§ EXCERPTED TEXT:
For a start, the empire that our heroine has to rule is matriarchal, and deliberately moulded on Indian mythology and culture. A men’s resistance movement is fighting back against the entrenched female monarchy, and as much time is spent attending temple and offering incense to Ganesh, as it is reminiscing on days with smugglers from other Chinese or more European-styled empires. It’s a nice take on familiar political themes, and a pleasant inversion on some very basic gender stereotypes.
Would it win? Alas, probably not. There is some dubious editing, and a large cast of characters blur into each other fairly easily, not to mention an impressive amount of time spent on remorseful tears and descriptions of saris. The plot, when you stop to think about it, is light around the edges – however it’s still a headlong rush of Stuff Happening In A Funky Place, and even if you put it aside after with a cry of ‘ah well next!’ you won’t have regretted the time spent reading at all.
The Space Between the Stars – Anne Corlett
I can see this being submitted to the Kitschies with a cry of ‘hell yes’. Its premise – what happens when 99.9999% of humanity is wiped out – isn’t new, but has the addition that it’s set in a future in which humanity has colonized the stars. Consequently, this isn’t your usual shuffle across a desolate Earth, but can be the story of what happens to the one person left alive when a whole colony goes dark, or the few survivors stranded in a hostile corner of the universe when it all collapses. It is also a story about going home, and what home is in a space this big, weaving in religion, sexuality, authoritarianism and loss.
While both the book and the writing hold huge promise, it suffers from a supporting cast of two-dimensional characters, who sometimes feel as if they are ticking off a wish-list of narrative viewpoints. Quietly-tortured sort-of-priest? Yeap. Prostitute with a heart of gold? Tick. Swaggering space Captain with a hidden gem of conscience who we all learn to love? Boom. For all of the book’s many charms, the SF-geek in my soul still feels that Firefly did this better.
It’s also worth noting that the book does an important thing well, and then gets hobbled by it. It talks about miscarriage, from a mother’s perspective, and how that has changed her life. Tackling this in life and fiction is an excellent thing, and huge cheers to Anne Corlett for going at it. However, when most of humanity has been wiped out from the universe and survivors are struggling to survive violence, oppression and probable death, you begin to ask whether the scale of the narrative premise set before this characters, doesn’t begin to outweigh the topic that is being put at the heart of the book. To my shame, as one who’s all down with talking about things that matter more, I found a moment arriving fairly soon where I just didn’t care about the main character’s history or anxieties
 because the unexplored dangers of the situation and the unknown future were just more damn interesting.
Poison City – Paul Crilley
Hell no it wouldn’t win a Kitschie. But hell yes, we’d have had fun reading it, and at the shortlist meeting Glen would have broken out a Tupperware box full of wine and at least a couple of minutes would have been spent celebrating how much fun we had reading this book, and but how there were too many other books that are just pushing harder, more at the boundaries of fiction for us to give it a prize.

§ STORED RECORDS:
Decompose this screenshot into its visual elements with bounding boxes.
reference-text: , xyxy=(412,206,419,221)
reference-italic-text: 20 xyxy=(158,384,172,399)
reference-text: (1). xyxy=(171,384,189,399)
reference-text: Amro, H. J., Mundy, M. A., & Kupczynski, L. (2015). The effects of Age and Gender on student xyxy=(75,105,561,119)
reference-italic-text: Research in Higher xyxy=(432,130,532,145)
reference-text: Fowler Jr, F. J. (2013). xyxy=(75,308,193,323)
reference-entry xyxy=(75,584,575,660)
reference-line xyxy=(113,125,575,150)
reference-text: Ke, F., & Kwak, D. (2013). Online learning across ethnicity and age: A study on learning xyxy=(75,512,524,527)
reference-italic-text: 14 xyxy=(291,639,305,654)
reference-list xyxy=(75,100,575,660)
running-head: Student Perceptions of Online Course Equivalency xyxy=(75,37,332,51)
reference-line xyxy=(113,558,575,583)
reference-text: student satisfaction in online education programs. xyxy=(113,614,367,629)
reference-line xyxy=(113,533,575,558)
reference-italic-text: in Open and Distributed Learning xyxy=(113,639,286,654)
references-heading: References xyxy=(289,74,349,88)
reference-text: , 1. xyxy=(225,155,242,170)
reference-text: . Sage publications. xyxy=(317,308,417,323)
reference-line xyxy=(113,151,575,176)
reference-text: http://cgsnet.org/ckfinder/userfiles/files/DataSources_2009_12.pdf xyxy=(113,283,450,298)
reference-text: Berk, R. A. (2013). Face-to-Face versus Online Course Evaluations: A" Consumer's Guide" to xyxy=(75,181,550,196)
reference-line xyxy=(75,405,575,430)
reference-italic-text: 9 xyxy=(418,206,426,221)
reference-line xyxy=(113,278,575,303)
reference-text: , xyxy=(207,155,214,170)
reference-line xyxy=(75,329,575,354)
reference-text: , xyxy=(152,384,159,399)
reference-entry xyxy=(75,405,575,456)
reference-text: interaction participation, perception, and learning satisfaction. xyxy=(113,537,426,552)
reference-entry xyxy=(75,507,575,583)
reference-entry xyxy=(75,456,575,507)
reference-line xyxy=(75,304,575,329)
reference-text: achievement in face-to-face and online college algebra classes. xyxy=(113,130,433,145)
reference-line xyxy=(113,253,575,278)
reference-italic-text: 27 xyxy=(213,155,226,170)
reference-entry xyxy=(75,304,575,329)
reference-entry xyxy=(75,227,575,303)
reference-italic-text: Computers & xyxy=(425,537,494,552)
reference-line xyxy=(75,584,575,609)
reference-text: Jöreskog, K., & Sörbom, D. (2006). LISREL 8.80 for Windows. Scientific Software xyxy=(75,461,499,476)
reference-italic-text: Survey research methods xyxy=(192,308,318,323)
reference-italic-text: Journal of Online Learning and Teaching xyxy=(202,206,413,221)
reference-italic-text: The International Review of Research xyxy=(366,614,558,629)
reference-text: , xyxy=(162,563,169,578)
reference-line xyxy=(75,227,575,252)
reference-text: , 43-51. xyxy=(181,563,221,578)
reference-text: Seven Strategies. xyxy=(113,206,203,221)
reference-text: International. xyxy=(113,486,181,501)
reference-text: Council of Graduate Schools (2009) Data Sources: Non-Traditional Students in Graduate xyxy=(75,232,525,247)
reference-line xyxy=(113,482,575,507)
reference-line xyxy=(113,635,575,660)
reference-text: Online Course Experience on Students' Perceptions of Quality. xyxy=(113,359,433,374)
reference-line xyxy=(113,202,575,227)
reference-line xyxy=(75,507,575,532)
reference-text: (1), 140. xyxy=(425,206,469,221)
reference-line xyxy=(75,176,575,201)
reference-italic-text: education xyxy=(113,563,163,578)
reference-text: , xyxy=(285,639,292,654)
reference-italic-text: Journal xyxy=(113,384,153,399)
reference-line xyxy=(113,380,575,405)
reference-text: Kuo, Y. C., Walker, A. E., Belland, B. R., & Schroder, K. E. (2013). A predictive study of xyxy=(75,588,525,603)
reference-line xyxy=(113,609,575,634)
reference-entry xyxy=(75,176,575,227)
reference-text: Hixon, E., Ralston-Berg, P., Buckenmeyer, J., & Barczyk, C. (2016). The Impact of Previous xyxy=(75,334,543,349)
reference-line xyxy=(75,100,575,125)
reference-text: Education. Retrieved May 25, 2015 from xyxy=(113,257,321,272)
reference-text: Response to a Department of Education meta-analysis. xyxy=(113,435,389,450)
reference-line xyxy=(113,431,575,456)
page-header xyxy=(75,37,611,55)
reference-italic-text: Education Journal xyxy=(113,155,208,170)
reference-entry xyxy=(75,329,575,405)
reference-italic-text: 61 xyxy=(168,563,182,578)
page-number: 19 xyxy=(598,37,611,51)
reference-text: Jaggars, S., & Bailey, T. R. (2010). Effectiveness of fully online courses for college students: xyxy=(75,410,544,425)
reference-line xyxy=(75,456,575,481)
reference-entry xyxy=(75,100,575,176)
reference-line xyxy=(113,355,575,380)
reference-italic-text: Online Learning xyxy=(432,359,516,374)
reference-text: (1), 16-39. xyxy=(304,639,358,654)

==

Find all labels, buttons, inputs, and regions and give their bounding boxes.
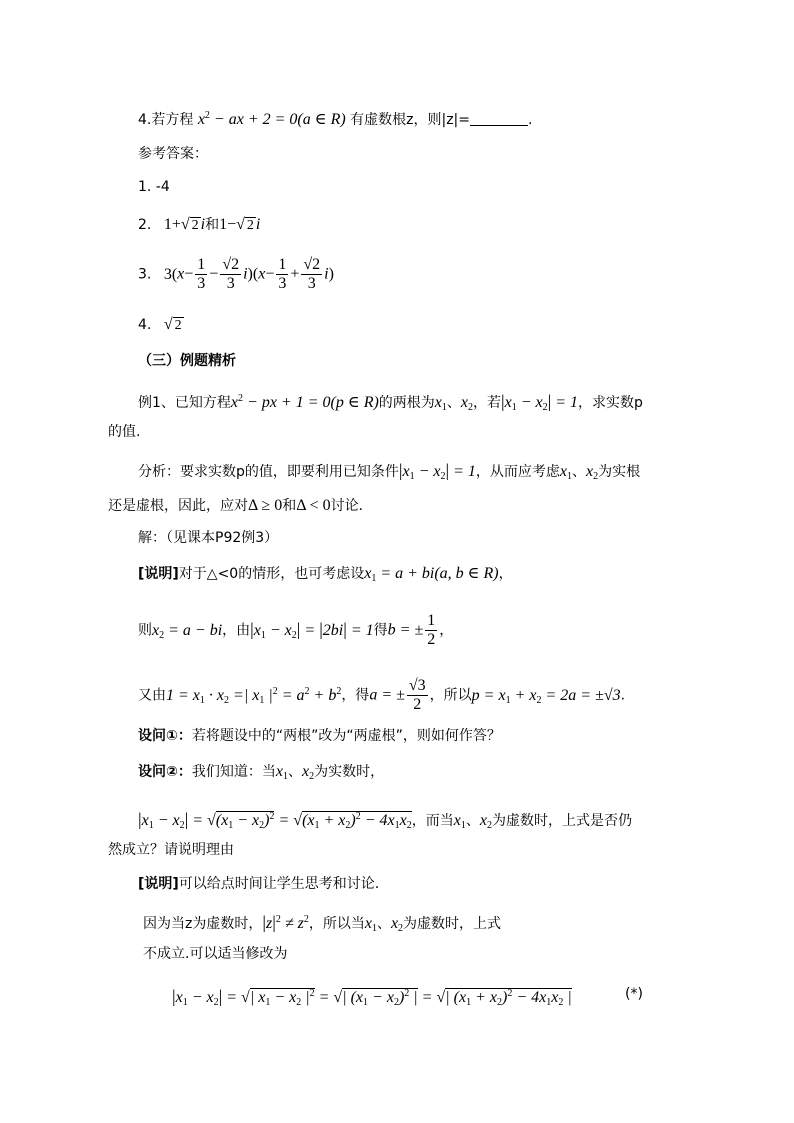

---

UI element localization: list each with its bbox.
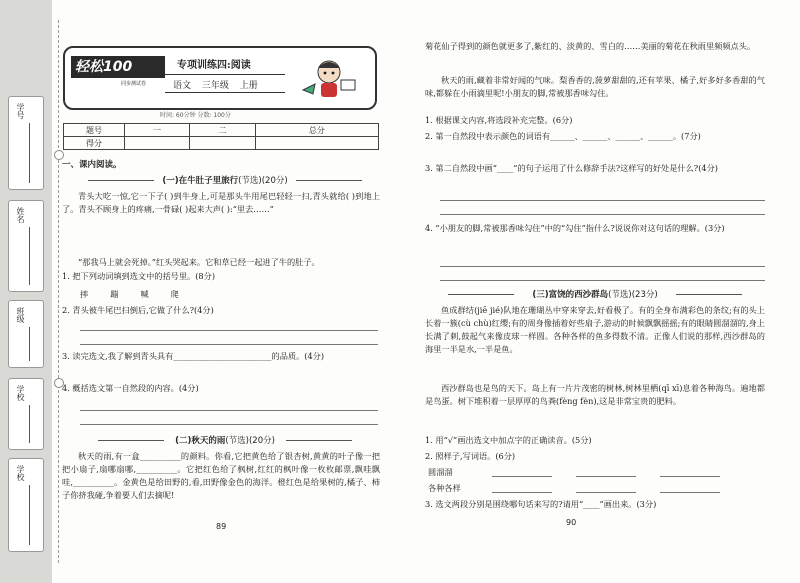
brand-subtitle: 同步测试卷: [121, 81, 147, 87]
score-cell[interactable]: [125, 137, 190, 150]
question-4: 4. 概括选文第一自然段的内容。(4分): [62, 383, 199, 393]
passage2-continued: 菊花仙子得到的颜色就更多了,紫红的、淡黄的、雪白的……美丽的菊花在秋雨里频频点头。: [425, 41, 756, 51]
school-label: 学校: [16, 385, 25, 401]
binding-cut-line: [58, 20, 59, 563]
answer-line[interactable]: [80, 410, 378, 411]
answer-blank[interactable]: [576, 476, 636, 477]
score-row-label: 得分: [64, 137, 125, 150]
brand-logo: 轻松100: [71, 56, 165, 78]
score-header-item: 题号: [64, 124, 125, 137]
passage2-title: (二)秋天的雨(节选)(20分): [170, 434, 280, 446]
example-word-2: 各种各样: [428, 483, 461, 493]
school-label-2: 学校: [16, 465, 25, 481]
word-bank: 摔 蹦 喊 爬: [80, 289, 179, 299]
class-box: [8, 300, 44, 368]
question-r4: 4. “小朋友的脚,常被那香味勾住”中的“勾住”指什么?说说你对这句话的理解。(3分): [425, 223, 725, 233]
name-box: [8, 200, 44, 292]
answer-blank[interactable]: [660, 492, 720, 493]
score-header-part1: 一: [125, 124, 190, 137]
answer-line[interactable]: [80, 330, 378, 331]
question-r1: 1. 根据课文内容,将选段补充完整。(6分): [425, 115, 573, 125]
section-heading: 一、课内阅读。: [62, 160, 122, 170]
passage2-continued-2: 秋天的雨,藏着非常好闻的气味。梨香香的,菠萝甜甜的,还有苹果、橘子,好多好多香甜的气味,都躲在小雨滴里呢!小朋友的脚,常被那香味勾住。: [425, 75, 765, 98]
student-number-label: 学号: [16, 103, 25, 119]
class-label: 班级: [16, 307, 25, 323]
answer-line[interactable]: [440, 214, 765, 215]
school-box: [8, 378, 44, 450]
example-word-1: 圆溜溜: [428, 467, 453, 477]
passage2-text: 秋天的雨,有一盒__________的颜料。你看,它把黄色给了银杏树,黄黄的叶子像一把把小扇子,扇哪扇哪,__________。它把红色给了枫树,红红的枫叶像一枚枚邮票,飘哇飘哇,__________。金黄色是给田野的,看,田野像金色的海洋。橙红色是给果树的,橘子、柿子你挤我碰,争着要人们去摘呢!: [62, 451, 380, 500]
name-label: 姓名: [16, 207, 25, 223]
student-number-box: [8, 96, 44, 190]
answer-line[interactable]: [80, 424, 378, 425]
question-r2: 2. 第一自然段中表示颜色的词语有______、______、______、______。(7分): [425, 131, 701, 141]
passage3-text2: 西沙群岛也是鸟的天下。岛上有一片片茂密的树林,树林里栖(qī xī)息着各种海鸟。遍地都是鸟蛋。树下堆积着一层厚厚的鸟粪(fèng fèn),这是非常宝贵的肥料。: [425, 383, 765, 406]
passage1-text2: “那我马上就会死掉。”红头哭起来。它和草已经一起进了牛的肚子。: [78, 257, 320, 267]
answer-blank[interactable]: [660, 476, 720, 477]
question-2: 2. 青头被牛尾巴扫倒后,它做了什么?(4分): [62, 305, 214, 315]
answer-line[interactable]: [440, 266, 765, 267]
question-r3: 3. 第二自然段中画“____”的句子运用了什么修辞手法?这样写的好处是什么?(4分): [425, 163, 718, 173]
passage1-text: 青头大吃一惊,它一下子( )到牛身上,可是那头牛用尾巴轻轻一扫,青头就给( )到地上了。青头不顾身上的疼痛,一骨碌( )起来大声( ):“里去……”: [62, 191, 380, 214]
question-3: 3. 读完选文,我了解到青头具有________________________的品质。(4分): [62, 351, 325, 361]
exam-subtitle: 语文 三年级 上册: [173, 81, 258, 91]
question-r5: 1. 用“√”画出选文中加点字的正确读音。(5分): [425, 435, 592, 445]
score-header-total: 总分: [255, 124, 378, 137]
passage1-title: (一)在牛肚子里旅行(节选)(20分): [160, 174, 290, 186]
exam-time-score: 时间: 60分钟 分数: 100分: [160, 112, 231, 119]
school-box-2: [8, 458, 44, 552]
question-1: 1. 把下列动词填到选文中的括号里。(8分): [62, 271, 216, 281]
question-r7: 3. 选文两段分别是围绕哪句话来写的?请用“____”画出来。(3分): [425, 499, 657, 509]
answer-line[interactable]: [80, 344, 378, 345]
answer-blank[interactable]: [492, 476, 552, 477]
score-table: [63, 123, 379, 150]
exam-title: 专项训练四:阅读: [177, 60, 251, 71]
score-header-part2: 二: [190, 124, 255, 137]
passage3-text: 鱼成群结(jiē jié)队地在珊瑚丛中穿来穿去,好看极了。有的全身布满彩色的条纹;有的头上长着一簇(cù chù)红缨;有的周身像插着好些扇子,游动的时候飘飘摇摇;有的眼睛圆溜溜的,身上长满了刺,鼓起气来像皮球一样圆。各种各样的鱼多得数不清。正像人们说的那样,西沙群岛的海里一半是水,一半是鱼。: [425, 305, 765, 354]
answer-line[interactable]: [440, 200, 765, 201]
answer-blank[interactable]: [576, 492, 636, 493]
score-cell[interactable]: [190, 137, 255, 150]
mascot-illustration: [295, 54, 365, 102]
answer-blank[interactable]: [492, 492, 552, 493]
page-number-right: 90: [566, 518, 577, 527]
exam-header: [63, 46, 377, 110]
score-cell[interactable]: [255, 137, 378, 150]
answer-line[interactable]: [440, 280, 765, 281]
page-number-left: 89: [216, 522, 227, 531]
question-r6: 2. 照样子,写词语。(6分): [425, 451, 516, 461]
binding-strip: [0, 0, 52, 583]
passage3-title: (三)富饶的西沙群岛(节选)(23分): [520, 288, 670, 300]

§ EXERCISES:
a) Reproduce the passage of the book-review text starting with "For a start, the" and going on through "basic gender stereotypes.".
b) Extend the book-review text with the next passage, picking up right after its final sentence.

§ ANSWERS TO THE TASKS:
a)
For a start, the empire that our heroine has to rule is matriarchal, and deliberately moulded on Indian mythology and culture. A men’s resistance movement is fighting back against the entrenched female monarchy, and as much time is spent attending temple and offering incense to Ganesh, as it is reminiscing on days with smugglers from other Chinese or more European-styled empires. It’s a nice take on familiar political themes, and a pleasant inversion on some very basic gender stereotypes.

b)
And yes – a brief flurry of discussion would have arisen about how nice it is to read urban fantasy both set in South Africa, and which draws so refreshingly on South African mythology and folklore. There almost certainly would have been a moment of tense discussion over how ethnicity is written about in the book, because these things do matter, followed fairly quickly by the conclusion that hey, this isn’t a tome setting out to tear anything down or build anything new – it’s just dead fun urban fantasy doing a funky thing in a groovy place, and it does that well.
It does it very well, and it’s hugely entertaining, and sometimes, amid the earnest contemplation of what the hell a progressive book prize even is, we’d all just breathe a sigh of relief that we get to rejoice in pure fun and fantasy too.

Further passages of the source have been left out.